SHORT TASK | From the listing below, pull out the lines that hold "slightly".

EXERCISE MATERIALS |
'''

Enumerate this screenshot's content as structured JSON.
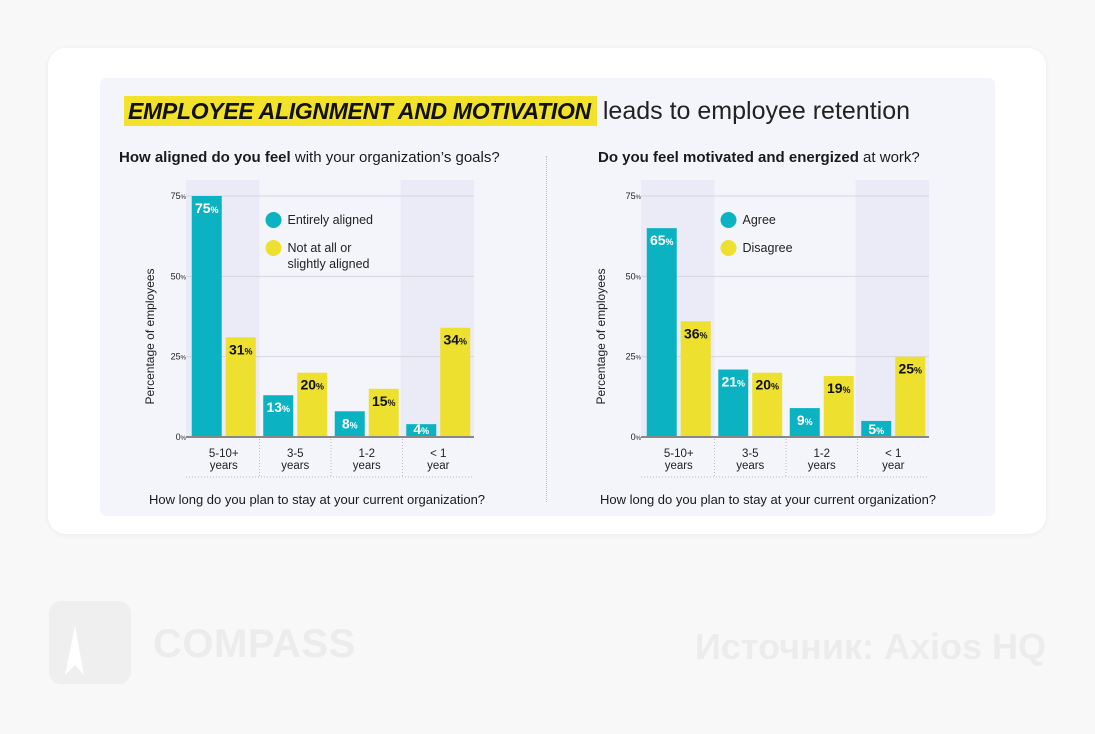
{
  "title": {
    "highlight": "EMPLOYEE ALIGNMENT AND MOTIVATION",
    "rest": "leads to employee retention"
  },
  "colors": {
    "series_a": "#0bb3c2",
    "series_b": "#ede02e",
    "highlight": "#f2e22b",
    "shade": "#ebebf7"
  },
  "footer": {
    "brand": "COMPASS",
    "source": "Источник:  Axios HQ"
  },
  "chart_data": [
    {
      "type": "bar",
      "title_bold": "How aligned do you feel",
      "title_rest": " with your organization’s goals?",
      "xlabel": "How long do you plan to stay at your current organization?",
      "ylabel": "Percentage of employees",
      "categories": [
        [
          "5-10+",
          "years"
        ],
        [
          "3-5",
          "years"
        ],
        [
          "1-2",
          "years"
        ],
        [
          "< 1",
          "year"
        ]
      ],
      "yticks": [
        "0%",
        "25%",
        "50%",
        "75%"
      ],
      "ylim": [
        0,
        75
      ],
      "grid": true,
      "legend_position": "top-center",
      "series": [
        {
          "name": "Entirely aligned",
          "values": [
            75,
            13,
            8,
            4
          ],
          "labels": [
            "75",
            "13",
            "8",
            "4"
          ]
        },
        {
          "name": "Not at all or slightly aligned",
          "name_lines": [
            "Not at all or",
            "slightly aligned"
          ],
          "values": [
            31,
            20,
            15,
            34
          ],
          "labels": [
            "31",
            "20",
            "15",
            "34"
          ]
        }
      ],
      "shaded_categories": [
        0,
        3
      ]
    },
    {
      "type": "bar",
      "title_bold": "Do you feel motivated and energized",
      "title_rest": " at work?",
      "xlabel": "How long do you plan to stay at your current organization?",
      "ylabel": "Percentage of employees",
      "categories": [
        [
          "5-10+",
          "years"
        ],
        [
          "3-5",
          "years"
        ],
        [
          "1-2",
          "years"
        ],
        [
          "< 1",
          "year"
        ]
      ],
      "yticks": [
        "0%",
        "25%",
        "50%",
        "75%"
      ],
      "ylim": [
        0,
        75
      ],
      "grid": true,
      "legend_position": "top-center",
      "series": [
        {
          "name": "Agree",
          "name_lines": [
            "Agree"
          ],
          "values": [
            65,
            21,
            9,
            5
          ],
          "labels": [
            "65",
            "21",
            "9",
            "5"
          ]
        },
        {
          "name": "Disagree",
          "name_lines": [
            "Disagree"
          ],
          "values": [
            36,
            20,
            19,
            25
          ],
          "labels": [
            "36",
            "20",
            "19",
            "25"
          ]
        }
      ],
      "shaded_categories": [
        0,
        3
      ]
    }
  ]
}
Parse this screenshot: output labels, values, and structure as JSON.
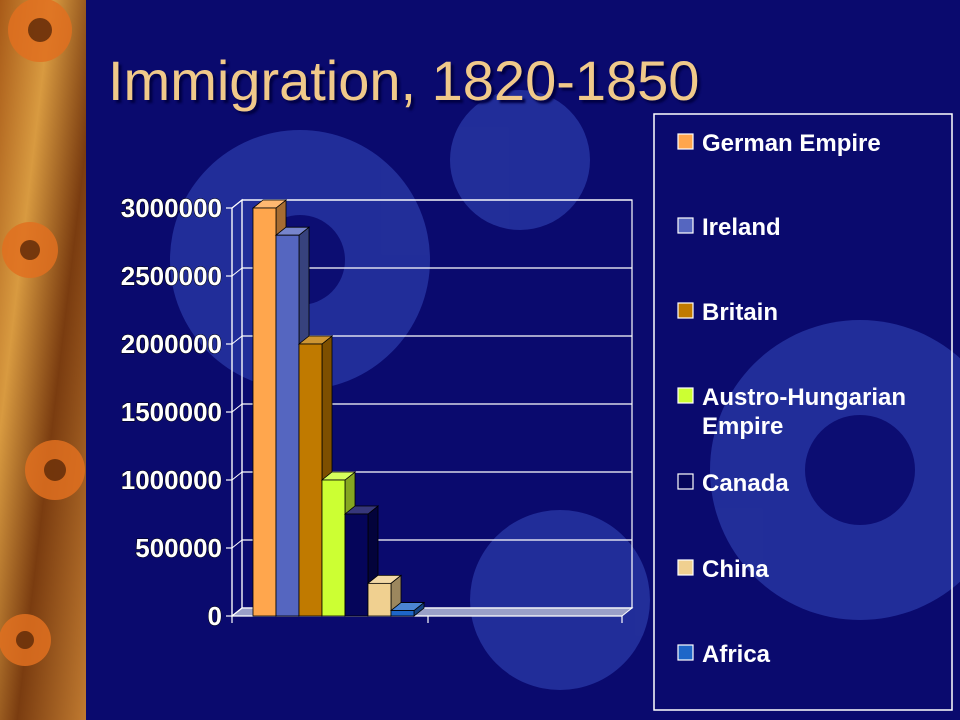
{
  "slide": {
    "title": "Immigration, 1820-1850",
    "colors": {
      "background": "#0a0a6e",
      "title": "#f0c98a",
      "gear": "#2a3aa8"
    }
  },
  "chart_data": {
    "type": "bar",
    "title": "",
    "xlabel": "",
    "ylabel": "",
    "ylim": [
      0,
      3000000
    ],
    "yticks": [
      "3000000",
      "2500000",
      "2000000",
      "1500000",
      "1000000",
      "500000",
      "0"
    ],
    "grid": true,
    "legend_position": "right",
    "series": [
      {
        "name": "German Empire",
        "values": [
          3000000
        ],
        "color": "#ffa64d"
      },
      {
        "name": "Ireland",
        "values": [
          2800000
        ],
        "color": "#5566c0"
      },
      {
        "name": "Britain",
        "values": [
          2000000
        ],
        "color": "#c07a00"
      },
      {
        "name": "Austro-Hungarian Empire",
        "legend_lines": [
          "Austro-Hungarian",
          "Empire"
        ],
        "values": [
          1000000
        ],
        "color": "#ccff33"
      },
      {
        "name": "Canada",
        "values": [
          750000
        ],
        "color": "#05055a"
      },
      {
        "name": "China",
        "values": [
          240000
        ],
        "color": "#f0d090"
      },
      {
        "name": "Africa",
        "values": [
          40000
        ],
        "color": "#1e66c8"
      }
    ]
  }
}
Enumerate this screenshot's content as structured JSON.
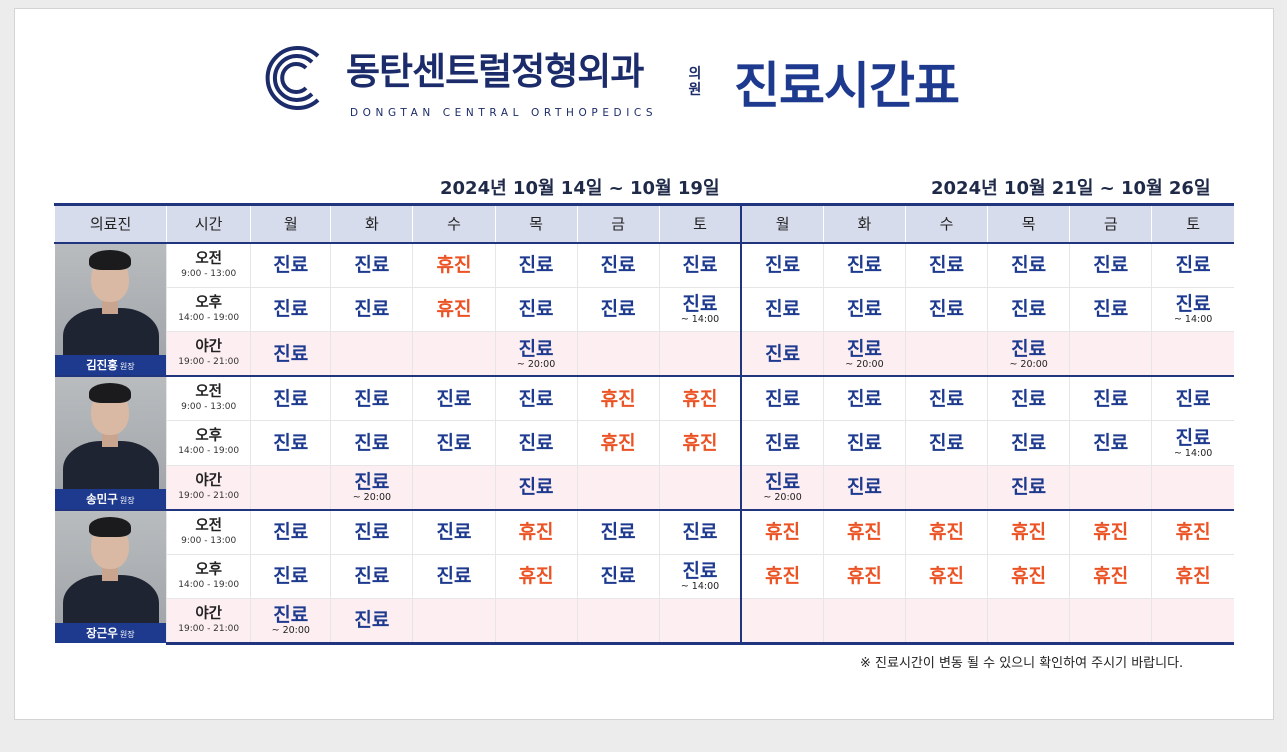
{
  "header": {
    "clinic_name_ko": "동탄센트럴정형외과",
    "clinic_suffix": "의원",
    "clinic_name_en": "DONGTAN CENTRAL ORTHOPEDICS",
    "title": "진료시간표",
    "colors": {
      "navy": "#1d3a8f",
      "open": "#1d3a8f",
      "closed": "#ec5324",
      "night_bg": "#fdeef1",
      "header_bg": "#d7dcec"
    }
  },
  "weeks": [
    "2024년 10월 14일 ~ 10월 19일",
    "2024년 10월 21일 ~ 10월 26일"
  ],
  "columns": {
    "doctor": "의료진",
    "time": "시간",
    "days": [
      "월",
      "화",
      "수",
      "목",
      "금",
      "토",
      "월",
      "화",
      "수",
      "목",
      "금",
      "토"
    ]
  },
  "slots": [
    {
      "label": "오전",
      "time": "9:00 - 13:00"
    },
    {
      "label": "오후",
      "time": "14:00 - 19:00"
    },
    {
      "label": "야간",
      "time": "19:00 - 21:00"
    }
  ],
  "doctors": [
    {
      "name": "김진홍",
      "title": "원장",
      "photo_icon": "doctor-portrait",
      "rows": [
        [
          {
            "s": "진료"
          },
          {
            "s": "진료"
          },
          {
            "s": "휴진"
          },
          {
            "s": "진료"
          },
          {
            "s": "진료"
          },
          {
            "s": "진료"
          },
          {
            "s": "진료"
          },
          {
            "s": "진료"
          },
          {
            "s": "진료"
          },
          {
            "s": "진료"
          },
          {
            "s": "진료"
          },
          {
            "s": "진료"
          }
        ],
        [
          {
            "s": "진료"
          },
          {
            "s": "진료"
          },
          {
            "s": "휴진"
          },
          {
            "s": "진료"
          },
          {
            "s": "진료"
          },
          {
            "s": "진료",
            "n": "~ 14:00"
          },
          {
            "s": "진료"
          },
          {
            "s": "진료"
          },
          {
            "s": "진료"
          },
          {
            "s": "진료"
          },
          {
            "s": "진료"
          },
          {
            "s": "진료",
            "n": "~ 14:00"
          }
        ],
        [
          {
            "s": "진료"
          },
          {},
          {},
          {
            "s": "진료",
            "n": "~ 20:00"
          },
          {},
          {},
          {
            "s": "진료"
          },
          {
            "s": "진료",
            "n": "~ 20:00"
          },
          {},
          {
            "s": "진료",
            "n": "~ 20:00"
          },
          {},
          {}
        ]
      ]
    },
    {
      "name": "송민구",
      "title": "원장",
      "photo_icon": "doctor-portrait",
      "rows": [
        [
          {
            "s": "진료"
          },
          {
            "s": "진료"
          },
          {
            "s": "진료"
          },
          {
            "s": "진료"
          },
          {
            "s": "휴진"
          },
          {
            "s": "휴진"
          },
          {
            "s": "진료"
          },
          {
            "s": "진료"
          },
          {
            "s": "진료"
          },
          {
            "s": "진료"
          },
          {
            "s": "진료"
          },
          {
            "s": "진료"
          }
        ],
        [
          {
            "s": "진료"
          },
          {
            "s": "진료"
          },
          {
            "s": "진료"
          },
          {
            "s": "진료"
          },
          {
            "s": "휴진"
          },
          {
            "s": "휴진"
          },
          {
            "s": "진료"
          },
          {
            "s": "진료"
          },
          {
            "s": "진료"
          },
          {
            "s": "진료"
          },
          {
            "s": "진료"
          },
          {
            "s": "진료",
            "n": "~ 14:00"
          }
        ],
        [
          {},
          {
            "s": "진료",
            "n": "~ 20:00"
          },
          {},
          {
            "s": "진료"
          },
          {},
          {},
          {
            "s": "진료",
            "n": "~ 20:00"
          },
          {
            "s": "진료"
          },
          {},
          {
            "s": "진료"
          },
          {},
          {}
        ]
      ]
    },
    {
      "name": "장근우",
      "title": "원장",
      "photo_icon": "doctor-portrait",
      "rows": [
        [
          {
            "s": "진료"
          },
          {
            "s": "진료"
          },
          {
            "s": "진료"
          },
          {
            "s": "휴진"
          },
          {
            "s": "진료"
          },
          {
            "s": "진료"
          },
          {
            "s": "휴진"
          },
          {
            "s": "휴진"
          },
          {
            "s": "휴진"
          },
          {
            "s": "휴진"
          },
          {
            "s": "휴진"
          },
          {
            "s": "휴진"
          }
        ],
        [
          {
            "s": "진료"
          },
          {
            "s": "진료"
          },
          {
            "s": "진료"
          },
          {
            "s": "휴진"
          },
          {
            "s": "진료"
          },
          {
            "s": "진료",
            "n": "~ 14:00"
          },
          {
            "s": "휴진"
          },
          {
            "s": "휴진"
          },
          {
            "s": "휴진"
          },
          {
            "s": "휴진"
          },
          {
            "s": "휴진"
          },
          {
            "s": "휴진"
          }
        ],
        [
          {
            "s": "진료",
            "n": "~ 20:00"
          },
          {
            "s": "진료"
          },
          {},
          {},
          {},
          {},
          {},
          {},
          {},
          {},
          {},
          {}
        ]
      ]
    }
  ],
  "footer": {
    "notice": "※ 진료시간이 변동 될 수 있으니 확인하여 주시기 바랍니다."
  }
}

'''

SOLUTION BELOW |
          "name": "Not at all or slightly aligned",
            "slightly aligned"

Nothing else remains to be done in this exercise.